>> BEGIN PROVIDED MATERIAL
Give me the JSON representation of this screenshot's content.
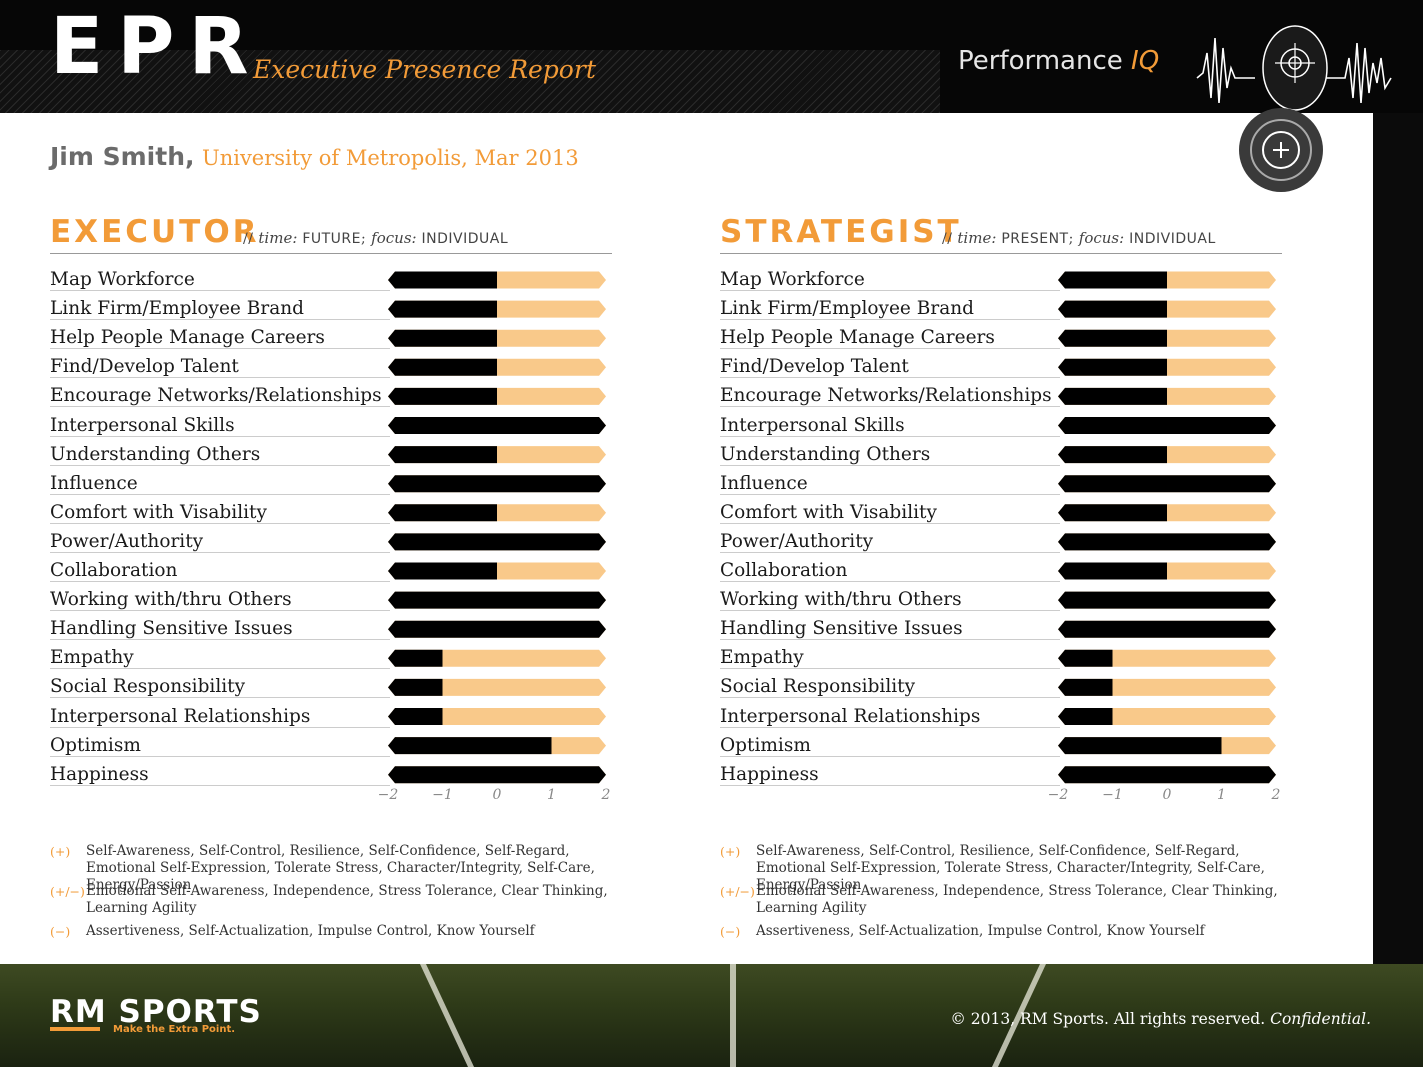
{
  "header": {
    "logo": "EPR",
    "subtitle": "Executive Presence Report",
    "brand_main": "Performance",
    "brand_accent": "IQ"
  },
  "person": {
    "name": "Jim Smith,",
    "meta": "University of Metropolis, Mar 2013"
  },
  "colors": {
    "accent": "#f29b38",
    "positive": "#000000",
    "light": "#f9c98a"
  },
  "chart_data": [
    {
      "type": "bar",
      "title": "EXECUTOR",
      "tag": {
        "prefix": "// ",
        "time_label": "time:",
        "time_value": " FUTURE",
        "sep": "; ",
        "focus_label": "focus:",
        "focus_value": " INDIVIDUAL"
      },
      "x_ticks": [
        "−2",
        "−1",
        "0",
        "1",
        "2"
      ],
      "xlim": [
        -2,
        2
      ],
      "categories": [
        "Map Workforce",
        "Link Firm/Employee Brand",
        "Help People Manage Careers",
        "Find/Develop Talent",
        "Encourage Networks/Relationships",
        "Interpersonal Skills",
        "Understanding Others",
        "Influence",
        "Comfort with Visability",
        "Power/Authority",
        "Collaboration",
        "Working with/thru Others",
        "Handling Sensitive Issues",
        "Empathy",
        "Social Responsibility",
        "Interpersonal Relationships",
        "Optimism",
        "Happiness"
      ],
      "values": [
        0,
        0,
        0,
        0,
        0,
        2,
        0,
        2,
        0,
        2,
        0,
        2,
        2,
        -1,
        -1,
        -1,
        1,
        2
      ]
    },
    {
      "type": "bar",
      "title": "STRATEGIST",
      "tag": {
        "prefix": "// ",
        "time_label": "time:",
        "time_value": " PRESENT",
        "sep": "; ",
        "focus_label": "focus:",
        "focus_value": " INDIVIDUAL"
      },
      "x_ticks": [
        "−2",
        "−1",
        "0",
        "1",
        "2"
      ],
      "xlim": [
        -2,
        2
      ],
      "categories": [
        "Map Workforce",
        "Link Firm/Employee Brand",
        "Help People Manage Careers",
        "Find/Develop Talent",
        "Encourage Networks/Relationships",
        "Interpersonal Skills",
        "Understanding Others",
        "Influence",
        "Comfort with Visability",
        "Power/Authority",
        "Collaboration",
        "Working with/thru Others",
        "Handling Sensitive Issues",
        "Empathy",
        "Social Responsibility",
        "Interpersonal Relationships",
        "Optimism",
        "Happiness"
      ],
      "values": [
        0,
        0,
        0,
        0,
        0,
        2,
        0,
        2,
        0,
        2,
        0,
        2,
        2,
        -1,
        -1,
        -1,
        1,
        2
      ]
    }
  ],
  "legend": [
    {
      "mark": "(+)",
      "text": "Self-Awareness, Self-Control, Resilience, Self-Confidence, Self-Regard, Emotional Self-Expression, Tolerate Stress, Character/Integrity, Self-Care, Energy/Passion"
    },
    {
      "mark": "(+/−)",
      "text": "Emotional Self-Awareness, Independence, Stress Tolerance, Clear Thinking, Learning Agility"
    },
    {
      "mark": "(−)",
      "text": "Assertiveness, Self-Actualization, Impulse Control, Know Yourself"
    }
  ],
  "footer": {
    "logo": "RM SPORTS",
    "tagline": "Make the Extra Point.",
    "copyright": "© 2013, RM Sports. All rights reserved. ",
    "confidential": "Confidential."
  }
}
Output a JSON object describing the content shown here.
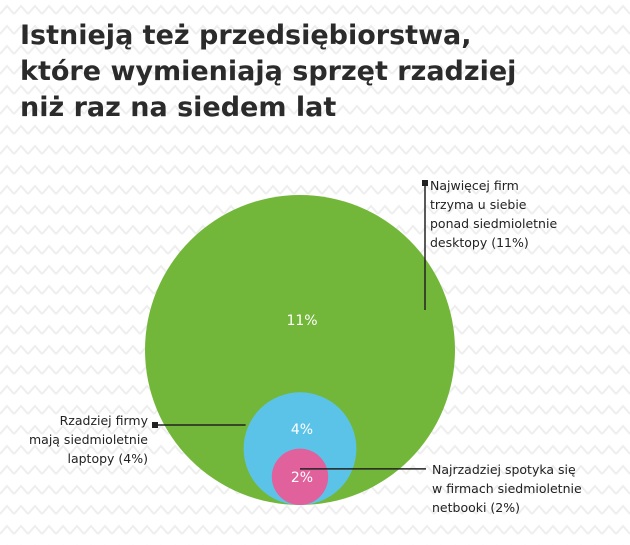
{
  "chart_data": {
    "type": "bubble",
    "title": [
      "Istnieją też przedsiębiorstwa,",
      "które wymieniają sprzęt rzadziej",
      "niż raz na siedem lat"
    ],
    "values": [
      11,
      4,
      2
    ],
    "value_labels": [
      "11%",
      "4%",
      "2%"
    ],
    "colors": [
      "#72b73a",
      "#5cc3e8",
      "#e0619c"
    ],
    "annotations": [
      [
        "Najwięcej firm",
        "trzyma u siebie",
        "ponad siedmioletnie",
        "desktopy (11%)"
      ],
      [
        "Rzadziej firmy",
        "mają siedmioletnie",
        "laptopy (4%)"
      ],
      [
        "Najrzadziej spotyka się",
        "w firmach siedmioletnie",
        "netbooki (2%)"
      ]
    ]
  }
}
>> END PROVIDED MATERIAL
(TASK REQUIREMENTS) Check each line of the entries for the string "Awareness". Copy the lines that have it.

(ANSWER FOR THE TASK)
      "text": "Self-Awareness, Self-Control, Resilience, Self-Confidence, Self-Regard, Emotional Self-Expression, Tolerate Stress, Character/Integrity, Self-Care, Energy/Passion"
      "text": "Emotional Self-Awareness, Independence, Stress Tolerance, Clear Thinking, Learning Agility"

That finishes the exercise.